Provided data:
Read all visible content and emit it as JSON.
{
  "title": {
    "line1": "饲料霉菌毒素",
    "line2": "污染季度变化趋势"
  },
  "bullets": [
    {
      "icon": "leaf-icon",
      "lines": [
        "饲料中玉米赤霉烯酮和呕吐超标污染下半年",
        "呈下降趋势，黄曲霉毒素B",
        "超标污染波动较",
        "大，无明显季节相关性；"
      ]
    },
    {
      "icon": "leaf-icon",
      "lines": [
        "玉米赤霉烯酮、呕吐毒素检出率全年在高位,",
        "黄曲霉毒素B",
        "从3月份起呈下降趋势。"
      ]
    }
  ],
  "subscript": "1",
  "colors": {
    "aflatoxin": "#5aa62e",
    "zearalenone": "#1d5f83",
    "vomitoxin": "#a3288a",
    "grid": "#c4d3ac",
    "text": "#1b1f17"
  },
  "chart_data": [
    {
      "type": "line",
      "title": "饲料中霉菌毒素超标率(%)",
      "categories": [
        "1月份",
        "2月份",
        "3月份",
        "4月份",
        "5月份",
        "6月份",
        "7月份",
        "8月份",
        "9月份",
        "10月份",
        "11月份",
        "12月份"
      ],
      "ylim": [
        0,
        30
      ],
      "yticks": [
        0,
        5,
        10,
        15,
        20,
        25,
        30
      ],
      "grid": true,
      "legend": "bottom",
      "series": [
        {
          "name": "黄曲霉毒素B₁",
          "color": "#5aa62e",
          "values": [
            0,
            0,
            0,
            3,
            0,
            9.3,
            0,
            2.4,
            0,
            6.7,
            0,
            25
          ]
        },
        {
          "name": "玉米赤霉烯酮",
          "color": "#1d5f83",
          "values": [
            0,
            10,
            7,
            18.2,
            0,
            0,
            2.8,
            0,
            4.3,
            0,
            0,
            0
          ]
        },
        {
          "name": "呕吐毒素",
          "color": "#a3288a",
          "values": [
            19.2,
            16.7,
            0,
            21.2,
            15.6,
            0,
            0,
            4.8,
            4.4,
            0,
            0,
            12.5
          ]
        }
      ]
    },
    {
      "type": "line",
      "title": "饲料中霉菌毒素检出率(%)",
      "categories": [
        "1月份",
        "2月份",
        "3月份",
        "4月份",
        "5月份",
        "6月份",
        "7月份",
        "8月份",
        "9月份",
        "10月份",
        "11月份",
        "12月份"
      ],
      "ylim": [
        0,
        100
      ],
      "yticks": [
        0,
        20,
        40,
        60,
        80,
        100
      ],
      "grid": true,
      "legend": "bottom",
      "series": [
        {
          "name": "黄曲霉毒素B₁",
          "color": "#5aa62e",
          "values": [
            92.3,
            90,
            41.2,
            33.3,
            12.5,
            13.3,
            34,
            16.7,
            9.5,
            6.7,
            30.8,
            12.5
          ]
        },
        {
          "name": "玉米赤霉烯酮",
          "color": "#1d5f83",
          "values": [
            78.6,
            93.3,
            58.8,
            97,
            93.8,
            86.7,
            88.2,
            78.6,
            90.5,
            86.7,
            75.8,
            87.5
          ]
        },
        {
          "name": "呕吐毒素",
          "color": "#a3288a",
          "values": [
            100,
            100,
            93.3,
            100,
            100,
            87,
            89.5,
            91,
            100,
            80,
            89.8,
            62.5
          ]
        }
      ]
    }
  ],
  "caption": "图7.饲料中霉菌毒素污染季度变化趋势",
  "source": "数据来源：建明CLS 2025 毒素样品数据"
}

To do: Transcribe each entry. Leave nothing out.

Response for this exercise:
Read all visible content and emit it as JSON.
{
  "title": {
    "line1": "饲料霉菌毒素",
    "line2": "污染季度变化趋势"
  },
  "bullets": [
    {
      "icon": "leaf-icon",
      "lines": [
        "饲料中玉米赤霉烯酮和呕吐超标污染下半年",
        "呈下降趋势，黄曲霉毒素B",
        "超标污染波动较",
        "大，无明显季节相关性；"
      ]
    },
    {
      "icon": "leaf-icon",
      "lines": [
        "玉米赤霉烯酮、呕吐毒素检出率全年在高位,",
        "黄曲霉毒素B",
        "从3月份起呈下降趋势。"
      ]
    }
  ],
  "subscript": "1",
  "colors": {
    "aflatoxin": "#5aa62e",
    "zearalenone": "#1d5f83",
    "vomitoxin": "#a3288a",
    "grid": "#c4d3ac",
    "text": "#1b1f17"
  },
  "chart_data": [
    {
      "type": "line",
      "title": "饲料中霉菌毒素超标率(%)",
      "categories": [
        "1月份",
        "2月份",
        "3月份",
        "4月份",
        "5月份",
        "6月份",
        "7月份",
        "8月份",
        "9月份",
        "10月份",
        "11月份",
        "12月份"
      ],
      "ylim": [
        0,
        30
      ],
      "yticks": [
        0,
        5,
        10,
        15,
        20,
        25,
        30
      ],
      "grid": true,
      "legend": "bottom",
      "series": [
        {
          "name": "黄曲霉毒素B₁",
          "color": "#5aa62e",
          "values": [
            0,
            0,
            0,
            3,
            0,
            9.3,
            0,
            2.4,
            0,
            6.7,
            0,
            25
          ]
        },
        {
          "name": "玉米赤霉烯酮",
          "color": "#1d5f83",
          "values": [
            0,
            10,
            7,
            18.2,
            0,
            0,
            2.8,
            0,
            4.3,
            0,
            0,
            0
          ]
        },
        {
          "name": "呕吐毒素",
          "color": "#a3288a",
          "values": [
            19.2,
            16.7,
            0,
            21.2,
            15.6,
            0,
            0,
            4.8,
            4.4,
            0,
            0,
            12.5
          ]
        }
      ]
    },
    {
      "type": "line",
      "title": "饲料中霉菌毒素检出率(%)",
      "categories": [
        "1月份",
        "2月份",
        "3月份",
        "4月份",
        "5月份",
        "6月份",
        "7月份",
        "8月份",
        "9月份",
        "10月份",
        "11月份",
        "12月份"
      ],
      "ylim": [
        0,
        100
      ],
      "yticks": [
        0,
        20,
        40,
        60,
        80,
        100
      ],
      "grid": true,
      "legend": "bottom",
      "series": [
        {
          "name": "黄曲霉毒素B₁",
          "color": "#5aa62e",
          "values": [
            92.3,
            90,
            41.2,
            33.3,
            12.5,
            13.3,
            34,
            16.7,
            9.5,
            6.7,
            30.8,
            12.5
          ]
        },
        {
          "name": "玉米赤霉烯酮",
          "color": "#1d5f83",
          "values": [
            78.6,
            93.3,
            58.8,
            97,
            93.8,
            86.7,
            88.2,
            78.6,
            90.5,
            86.7,
            75.8,
            87.5
          ]
        },
        {
          "name": "呕吐毒素",
          "color": "#a3288a",
          "values": [
            100,
            100,
            93.3,
            100,
            100,
            87,
            89.5,
            91,
            100,
            80,
            89.8,
            62.5
          ]
        }
      ]
    }
  ],
  "caption": "图7.饲料中霉菌毒素污染季度变化趋势",
  "source": "数据来源：建明CLS 2025 毒素样品数据"
}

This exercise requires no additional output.